## [GOAL OF THE EXERCISE]
Print each line exactly as it is given.

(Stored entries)

----------------

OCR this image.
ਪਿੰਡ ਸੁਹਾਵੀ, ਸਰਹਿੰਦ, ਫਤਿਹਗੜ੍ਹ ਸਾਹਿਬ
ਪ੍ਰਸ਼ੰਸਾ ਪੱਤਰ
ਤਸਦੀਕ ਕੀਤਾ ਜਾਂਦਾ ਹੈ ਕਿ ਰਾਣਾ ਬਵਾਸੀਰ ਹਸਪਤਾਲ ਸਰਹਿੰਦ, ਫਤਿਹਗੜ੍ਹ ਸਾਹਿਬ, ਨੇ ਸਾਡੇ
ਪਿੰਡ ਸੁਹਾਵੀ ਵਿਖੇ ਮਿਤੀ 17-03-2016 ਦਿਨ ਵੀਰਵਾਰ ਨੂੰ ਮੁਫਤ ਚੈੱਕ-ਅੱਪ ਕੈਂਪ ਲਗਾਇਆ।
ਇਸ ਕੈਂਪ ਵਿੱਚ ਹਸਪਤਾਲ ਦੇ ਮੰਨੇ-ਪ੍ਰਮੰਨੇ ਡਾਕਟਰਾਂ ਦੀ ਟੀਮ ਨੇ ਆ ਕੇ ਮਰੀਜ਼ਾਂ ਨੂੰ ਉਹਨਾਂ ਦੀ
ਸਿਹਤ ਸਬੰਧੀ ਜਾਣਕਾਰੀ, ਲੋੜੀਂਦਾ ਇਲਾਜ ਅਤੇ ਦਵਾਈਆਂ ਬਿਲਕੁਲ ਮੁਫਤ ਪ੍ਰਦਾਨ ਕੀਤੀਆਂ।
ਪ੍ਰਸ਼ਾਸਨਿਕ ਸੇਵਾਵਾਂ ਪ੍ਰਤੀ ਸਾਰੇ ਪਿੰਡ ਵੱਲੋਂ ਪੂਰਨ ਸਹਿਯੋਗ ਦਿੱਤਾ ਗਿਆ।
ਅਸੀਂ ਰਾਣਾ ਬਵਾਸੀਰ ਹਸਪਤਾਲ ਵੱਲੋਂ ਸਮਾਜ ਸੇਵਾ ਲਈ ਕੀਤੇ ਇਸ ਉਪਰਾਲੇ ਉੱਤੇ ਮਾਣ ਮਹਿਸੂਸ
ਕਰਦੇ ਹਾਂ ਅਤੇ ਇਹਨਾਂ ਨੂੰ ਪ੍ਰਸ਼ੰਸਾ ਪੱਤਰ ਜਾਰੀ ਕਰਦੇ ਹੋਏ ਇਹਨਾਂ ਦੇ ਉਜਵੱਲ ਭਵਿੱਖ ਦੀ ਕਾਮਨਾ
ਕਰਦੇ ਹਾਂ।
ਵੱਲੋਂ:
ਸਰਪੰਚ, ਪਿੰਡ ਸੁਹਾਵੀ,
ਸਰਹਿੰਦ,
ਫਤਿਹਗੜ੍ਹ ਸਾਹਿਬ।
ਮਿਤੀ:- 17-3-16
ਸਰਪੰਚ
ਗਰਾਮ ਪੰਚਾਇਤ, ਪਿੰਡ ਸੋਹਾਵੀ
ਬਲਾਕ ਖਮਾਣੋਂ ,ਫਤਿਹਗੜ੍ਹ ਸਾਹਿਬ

----------------

## [COMPLETE RESPONSE]
OCR this image.
ਪਿੰਡ ਸੁਹਾਵੀ, ਸਰਹਿੰਦ, ਫਤਿਹਗੜ੍ਹ ਸਾਹਿਬ
ਪ੍ਰਸ਼ੰਸਾ ਪੱਤਰ
ਤਸਦੀਕ ਕੀਤਾ ਜਾਂਦਾ ਹੈ ਕਿ ਰਾਣਾ ਬਵਾਸੀਰ ਹਸਪਤਾਲ ਸਰਹਿੰਦ, ਫਤਿਹਗੜ੍ਹ ਸਾਹਿਬ, ਨੇ ਸਾਡੇ
ਪਿੰਡ ਸੁਹਾਵੀ ਵਿਖੇ ਮਿਤੀ 17-03-2016 ਦਿਨ ਵੀਰਵਾਰ ਨੂੰ ਮੁਫਤ ਚੈੱਕ-ਅੱਪ ਕੈਂਪ ਲਗਾਇਆ।
ਇਸ ਕੈਂਪ ਵਿੱਚ ਹਸਪਤਾਲ ਦੇ ਮੰਨੇ-ਪ੍ਰਮੰਨੇ ਡਾਕਟਰਾਂ ਦੀ ਟੀਮ ਨੇ ਆ ਕੇ ਮਰੀਜ਼ਾਂ ਨੂੰ ਉਹਨਾਂ ਦੀ
ਸਿਹਤ ਸਬੰਧੀ ਜਾਣਕਾਰੀ, ਲੋੜੀਂਦਾ ਇਲਾਜ ਅਤੇ ਦਵਾਈਆਂ ਬਿਲਕੁਲ ਮੁਫਤ ਪ੍ਰਦਾਨ ਕੀਤੀਆਂ।
ਪ੍ਰਸ਼ਾਸਨਿਕ ਸੇਵਾਵਾਂ ਪ੍ਰਤੀ ਸਾਰੇ ਪਿੰਡ ਵੱਲੋਂ ਪੂਰਨ ਸਹਿਯੋਗ ਦਿੱਤਾ ਗਿਆ।
ਅਸੀਂ ਰਾਣਾ ਬਵਾਸੀਰ ਹਸਪਤਾਲ ਵੱਲੋਂ ਸਮਾਜ ਸੇਵਾ ਲਈ ਕੀਤੇ ਇਸ ਉਪਰਾਲੇ ਉੱਤੇ ਮਾਣ ਮਹਿਸੂਸ
ਕਰਦੇ ਹਾਂ ਅਤੇ ਇਹਨਾਂ ਨੂੰ ਪ੍ਰਸ਼ੰਸਾ ਪੱਤਰ ਜਾਰੀ ਕਰਦੇ ਹੋਏ ਇਹਨਾਂ ਦੇ ਉਜਵੱਲ ਭਵਿੱਖ ਦੀ ਕਾਮਨਾ
ਕਰਦੇ ਹਾਂ।
ਵੱਲੋਂ:
ਸਰਪੰਚ, ਪਿੰਡ ਸੁਹਾਵੀ,
ਸਰਹਿੰਦ,
ਫਤਿਹਗੜ੍ਹ ਸਾਹਿਬ।
ਮਿਤੀ:- 17-3-16
ਸਰਪੰਚ
ਗਰਾਮ ਪੰਚਾਇਤ, ਪਿੰਡ ਸੋਹਾਵੀ
ਬਲਾਕ ਖਮਾਣੋਂ ,ਫਤਿਹਗੜ੍ਹ ਸਾਹਿਬ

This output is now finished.